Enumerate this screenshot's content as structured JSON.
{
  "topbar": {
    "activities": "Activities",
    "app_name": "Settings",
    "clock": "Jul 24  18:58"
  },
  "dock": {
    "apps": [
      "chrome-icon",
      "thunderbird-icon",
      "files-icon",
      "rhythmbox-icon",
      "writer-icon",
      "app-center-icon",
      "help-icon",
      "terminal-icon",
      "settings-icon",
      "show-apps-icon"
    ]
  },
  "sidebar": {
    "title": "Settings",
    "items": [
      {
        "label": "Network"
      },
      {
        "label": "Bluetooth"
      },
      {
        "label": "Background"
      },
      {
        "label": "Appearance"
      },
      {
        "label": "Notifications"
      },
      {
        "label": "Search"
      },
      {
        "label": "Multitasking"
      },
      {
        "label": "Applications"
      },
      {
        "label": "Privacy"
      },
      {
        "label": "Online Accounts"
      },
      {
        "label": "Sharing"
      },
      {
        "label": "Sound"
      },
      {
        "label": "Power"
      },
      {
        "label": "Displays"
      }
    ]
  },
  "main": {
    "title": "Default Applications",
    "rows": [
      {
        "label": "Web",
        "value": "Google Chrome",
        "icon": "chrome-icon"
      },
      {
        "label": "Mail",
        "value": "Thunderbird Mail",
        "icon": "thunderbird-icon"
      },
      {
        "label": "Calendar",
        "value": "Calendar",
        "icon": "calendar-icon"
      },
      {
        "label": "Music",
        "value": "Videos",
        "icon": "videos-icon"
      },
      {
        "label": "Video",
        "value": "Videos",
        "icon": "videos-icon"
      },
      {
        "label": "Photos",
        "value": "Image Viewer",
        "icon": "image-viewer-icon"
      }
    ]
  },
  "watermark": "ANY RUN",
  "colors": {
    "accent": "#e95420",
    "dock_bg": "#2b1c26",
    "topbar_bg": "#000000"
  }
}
********************
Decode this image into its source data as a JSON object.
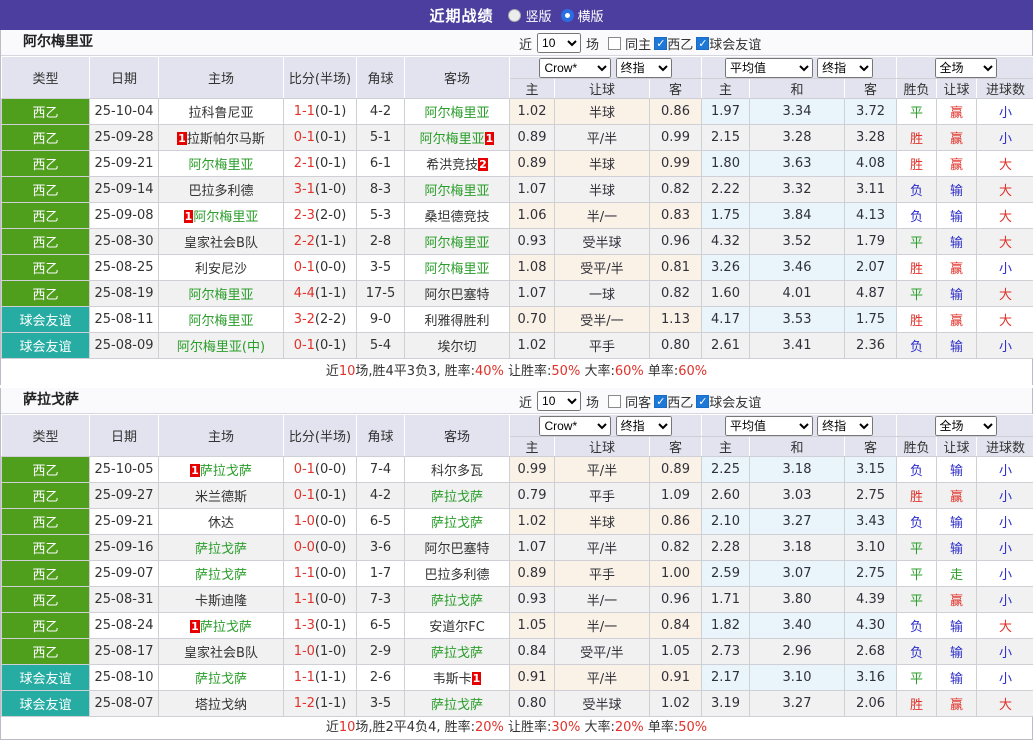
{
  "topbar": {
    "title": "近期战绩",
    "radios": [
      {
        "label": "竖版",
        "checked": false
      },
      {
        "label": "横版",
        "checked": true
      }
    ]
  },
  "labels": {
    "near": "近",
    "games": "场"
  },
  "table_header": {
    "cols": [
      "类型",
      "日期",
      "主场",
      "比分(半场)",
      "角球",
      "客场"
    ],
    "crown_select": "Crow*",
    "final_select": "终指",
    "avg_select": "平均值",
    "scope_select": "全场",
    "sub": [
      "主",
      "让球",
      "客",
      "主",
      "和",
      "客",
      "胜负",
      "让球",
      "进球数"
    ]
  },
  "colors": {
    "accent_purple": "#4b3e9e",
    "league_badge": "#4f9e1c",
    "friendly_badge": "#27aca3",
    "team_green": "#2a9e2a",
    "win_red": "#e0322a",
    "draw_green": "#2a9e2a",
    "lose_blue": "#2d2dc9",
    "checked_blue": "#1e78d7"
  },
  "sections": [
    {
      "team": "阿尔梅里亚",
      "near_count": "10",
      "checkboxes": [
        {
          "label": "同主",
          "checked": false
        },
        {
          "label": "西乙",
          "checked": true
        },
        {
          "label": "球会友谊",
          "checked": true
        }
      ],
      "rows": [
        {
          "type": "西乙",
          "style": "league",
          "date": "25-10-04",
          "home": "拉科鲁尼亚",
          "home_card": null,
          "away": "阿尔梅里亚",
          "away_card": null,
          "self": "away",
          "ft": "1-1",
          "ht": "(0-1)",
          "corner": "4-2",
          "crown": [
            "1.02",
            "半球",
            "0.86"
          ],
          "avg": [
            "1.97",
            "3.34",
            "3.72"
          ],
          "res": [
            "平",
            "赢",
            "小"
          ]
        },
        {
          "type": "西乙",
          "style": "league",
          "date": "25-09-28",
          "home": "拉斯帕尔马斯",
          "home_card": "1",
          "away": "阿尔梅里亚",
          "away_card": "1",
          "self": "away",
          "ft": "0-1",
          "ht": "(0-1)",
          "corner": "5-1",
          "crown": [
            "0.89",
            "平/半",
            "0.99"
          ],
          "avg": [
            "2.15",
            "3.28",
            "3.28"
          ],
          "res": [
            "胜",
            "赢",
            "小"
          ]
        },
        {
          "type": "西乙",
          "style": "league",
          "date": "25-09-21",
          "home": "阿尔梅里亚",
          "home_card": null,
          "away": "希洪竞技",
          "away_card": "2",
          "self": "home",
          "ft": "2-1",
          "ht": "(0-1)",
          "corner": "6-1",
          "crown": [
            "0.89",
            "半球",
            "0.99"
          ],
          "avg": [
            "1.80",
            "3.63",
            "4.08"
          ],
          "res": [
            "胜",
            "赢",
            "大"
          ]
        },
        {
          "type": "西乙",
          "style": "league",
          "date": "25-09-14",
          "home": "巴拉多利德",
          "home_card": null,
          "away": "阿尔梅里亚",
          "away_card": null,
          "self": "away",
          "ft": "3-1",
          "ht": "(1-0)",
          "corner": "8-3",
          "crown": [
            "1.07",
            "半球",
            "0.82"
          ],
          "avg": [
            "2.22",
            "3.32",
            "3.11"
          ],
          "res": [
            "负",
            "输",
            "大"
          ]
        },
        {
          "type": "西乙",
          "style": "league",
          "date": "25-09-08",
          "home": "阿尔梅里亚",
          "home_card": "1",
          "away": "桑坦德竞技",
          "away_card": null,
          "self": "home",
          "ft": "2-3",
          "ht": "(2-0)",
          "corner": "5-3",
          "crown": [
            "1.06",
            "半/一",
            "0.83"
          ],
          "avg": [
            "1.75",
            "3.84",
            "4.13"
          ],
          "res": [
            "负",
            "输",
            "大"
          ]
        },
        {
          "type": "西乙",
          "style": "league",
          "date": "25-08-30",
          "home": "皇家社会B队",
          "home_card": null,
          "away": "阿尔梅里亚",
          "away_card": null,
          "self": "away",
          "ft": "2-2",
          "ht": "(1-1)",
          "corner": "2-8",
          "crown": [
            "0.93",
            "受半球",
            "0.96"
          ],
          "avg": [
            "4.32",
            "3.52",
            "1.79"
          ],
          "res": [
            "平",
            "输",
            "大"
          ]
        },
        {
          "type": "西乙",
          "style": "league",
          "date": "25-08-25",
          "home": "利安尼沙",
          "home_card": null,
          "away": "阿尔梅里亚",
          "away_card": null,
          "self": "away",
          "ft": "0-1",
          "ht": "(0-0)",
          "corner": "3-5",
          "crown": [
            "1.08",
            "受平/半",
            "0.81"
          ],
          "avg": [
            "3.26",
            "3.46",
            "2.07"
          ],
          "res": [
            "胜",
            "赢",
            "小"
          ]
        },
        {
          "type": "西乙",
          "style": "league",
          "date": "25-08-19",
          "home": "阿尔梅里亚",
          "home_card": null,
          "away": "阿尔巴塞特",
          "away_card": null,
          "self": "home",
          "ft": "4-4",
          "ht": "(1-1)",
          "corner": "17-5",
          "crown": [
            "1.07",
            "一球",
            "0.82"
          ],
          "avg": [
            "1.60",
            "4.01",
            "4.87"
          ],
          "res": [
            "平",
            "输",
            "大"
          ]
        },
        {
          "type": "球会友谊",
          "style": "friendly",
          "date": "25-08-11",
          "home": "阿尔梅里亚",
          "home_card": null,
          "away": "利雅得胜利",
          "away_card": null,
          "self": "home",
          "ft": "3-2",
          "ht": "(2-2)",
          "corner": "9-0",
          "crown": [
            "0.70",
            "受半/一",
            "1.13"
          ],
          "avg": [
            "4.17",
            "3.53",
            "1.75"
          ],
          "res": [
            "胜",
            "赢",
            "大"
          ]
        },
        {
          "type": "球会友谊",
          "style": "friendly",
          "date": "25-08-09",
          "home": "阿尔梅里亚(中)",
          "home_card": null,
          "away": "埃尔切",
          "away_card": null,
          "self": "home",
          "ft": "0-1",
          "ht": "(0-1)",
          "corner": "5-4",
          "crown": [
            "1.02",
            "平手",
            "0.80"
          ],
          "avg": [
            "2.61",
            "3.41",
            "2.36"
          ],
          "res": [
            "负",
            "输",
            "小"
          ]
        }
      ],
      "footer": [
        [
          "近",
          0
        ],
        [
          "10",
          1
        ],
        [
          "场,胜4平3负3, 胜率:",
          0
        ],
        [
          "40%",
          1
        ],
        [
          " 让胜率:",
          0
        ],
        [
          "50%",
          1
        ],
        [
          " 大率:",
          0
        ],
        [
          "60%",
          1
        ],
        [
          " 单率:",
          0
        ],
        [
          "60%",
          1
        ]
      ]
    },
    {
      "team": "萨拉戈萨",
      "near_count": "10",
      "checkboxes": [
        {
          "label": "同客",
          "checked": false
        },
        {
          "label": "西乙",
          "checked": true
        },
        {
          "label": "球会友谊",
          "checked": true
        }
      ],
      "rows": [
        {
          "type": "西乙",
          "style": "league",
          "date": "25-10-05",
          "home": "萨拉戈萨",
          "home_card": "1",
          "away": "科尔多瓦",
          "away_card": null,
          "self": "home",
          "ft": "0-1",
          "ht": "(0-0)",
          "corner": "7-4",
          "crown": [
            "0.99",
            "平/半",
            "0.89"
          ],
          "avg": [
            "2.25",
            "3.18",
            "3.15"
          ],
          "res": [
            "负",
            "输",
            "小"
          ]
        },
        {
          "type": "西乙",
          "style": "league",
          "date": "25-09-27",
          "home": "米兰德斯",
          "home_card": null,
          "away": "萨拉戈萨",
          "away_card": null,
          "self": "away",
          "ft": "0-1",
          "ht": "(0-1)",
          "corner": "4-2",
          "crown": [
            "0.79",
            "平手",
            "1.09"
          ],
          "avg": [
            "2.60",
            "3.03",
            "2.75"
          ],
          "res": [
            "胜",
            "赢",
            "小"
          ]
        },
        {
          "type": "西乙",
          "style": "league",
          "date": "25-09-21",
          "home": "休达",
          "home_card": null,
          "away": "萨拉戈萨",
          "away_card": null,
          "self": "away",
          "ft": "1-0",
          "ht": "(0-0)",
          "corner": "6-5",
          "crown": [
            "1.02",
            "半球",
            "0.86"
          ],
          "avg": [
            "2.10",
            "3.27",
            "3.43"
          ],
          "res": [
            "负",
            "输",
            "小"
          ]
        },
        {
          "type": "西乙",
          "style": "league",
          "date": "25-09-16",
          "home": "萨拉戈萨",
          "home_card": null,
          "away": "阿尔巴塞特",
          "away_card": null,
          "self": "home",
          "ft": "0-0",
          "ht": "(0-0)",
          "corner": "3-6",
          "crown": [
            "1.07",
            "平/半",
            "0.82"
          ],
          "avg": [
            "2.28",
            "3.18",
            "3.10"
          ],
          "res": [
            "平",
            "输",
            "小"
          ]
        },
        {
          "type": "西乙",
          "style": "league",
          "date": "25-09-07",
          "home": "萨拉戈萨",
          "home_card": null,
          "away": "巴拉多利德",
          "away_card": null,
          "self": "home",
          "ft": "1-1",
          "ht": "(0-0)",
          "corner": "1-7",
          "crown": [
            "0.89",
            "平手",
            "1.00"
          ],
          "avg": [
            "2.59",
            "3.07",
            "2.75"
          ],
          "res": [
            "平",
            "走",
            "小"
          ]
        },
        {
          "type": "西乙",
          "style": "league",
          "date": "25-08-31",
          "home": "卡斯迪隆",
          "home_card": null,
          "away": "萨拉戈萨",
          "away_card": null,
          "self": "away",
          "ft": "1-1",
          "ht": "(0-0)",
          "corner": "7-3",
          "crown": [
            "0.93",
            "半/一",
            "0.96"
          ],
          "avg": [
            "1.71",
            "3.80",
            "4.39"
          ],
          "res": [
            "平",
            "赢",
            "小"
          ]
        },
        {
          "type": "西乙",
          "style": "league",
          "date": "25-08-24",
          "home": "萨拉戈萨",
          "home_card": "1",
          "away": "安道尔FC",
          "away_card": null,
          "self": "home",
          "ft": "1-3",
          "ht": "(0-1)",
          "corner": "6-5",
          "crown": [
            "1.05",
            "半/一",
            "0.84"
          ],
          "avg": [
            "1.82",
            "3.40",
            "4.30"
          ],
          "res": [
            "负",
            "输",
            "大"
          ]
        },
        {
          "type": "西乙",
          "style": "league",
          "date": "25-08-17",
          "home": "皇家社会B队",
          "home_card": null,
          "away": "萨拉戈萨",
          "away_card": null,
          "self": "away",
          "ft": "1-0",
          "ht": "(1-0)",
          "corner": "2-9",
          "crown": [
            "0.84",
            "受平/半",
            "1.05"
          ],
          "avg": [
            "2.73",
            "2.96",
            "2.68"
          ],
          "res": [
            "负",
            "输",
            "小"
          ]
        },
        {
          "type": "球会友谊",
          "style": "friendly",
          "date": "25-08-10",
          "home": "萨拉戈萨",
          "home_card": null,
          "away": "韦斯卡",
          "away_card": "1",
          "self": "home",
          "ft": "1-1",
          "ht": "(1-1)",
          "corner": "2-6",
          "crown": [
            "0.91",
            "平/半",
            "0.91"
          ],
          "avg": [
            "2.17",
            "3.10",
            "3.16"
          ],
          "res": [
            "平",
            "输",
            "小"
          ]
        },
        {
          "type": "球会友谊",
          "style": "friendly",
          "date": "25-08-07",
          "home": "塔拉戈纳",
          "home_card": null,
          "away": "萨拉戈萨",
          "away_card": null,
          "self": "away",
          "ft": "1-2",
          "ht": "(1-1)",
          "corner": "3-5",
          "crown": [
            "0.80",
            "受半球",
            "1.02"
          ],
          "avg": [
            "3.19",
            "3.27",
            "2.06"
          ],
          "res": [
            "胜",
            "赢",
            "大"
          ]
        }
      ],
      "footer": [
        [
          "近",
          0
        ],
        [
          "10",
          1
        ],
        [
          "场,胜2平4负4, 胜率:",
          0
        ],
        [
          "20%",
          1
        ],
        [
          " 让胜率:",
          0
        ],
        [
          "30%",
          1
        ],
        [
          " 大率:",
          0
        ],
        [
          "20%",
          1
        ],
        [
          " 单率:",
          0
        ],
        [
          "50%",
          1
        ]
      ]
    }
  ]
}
********************
Do this:
Return every line containing "value".

Full answer:
        "value": "Google Chrome",
        "value": "Thunderbird Mail",
        "value": "Calendar",
        "value": "Videos",
        "value": "Videos",
        "value": "Image Viewer",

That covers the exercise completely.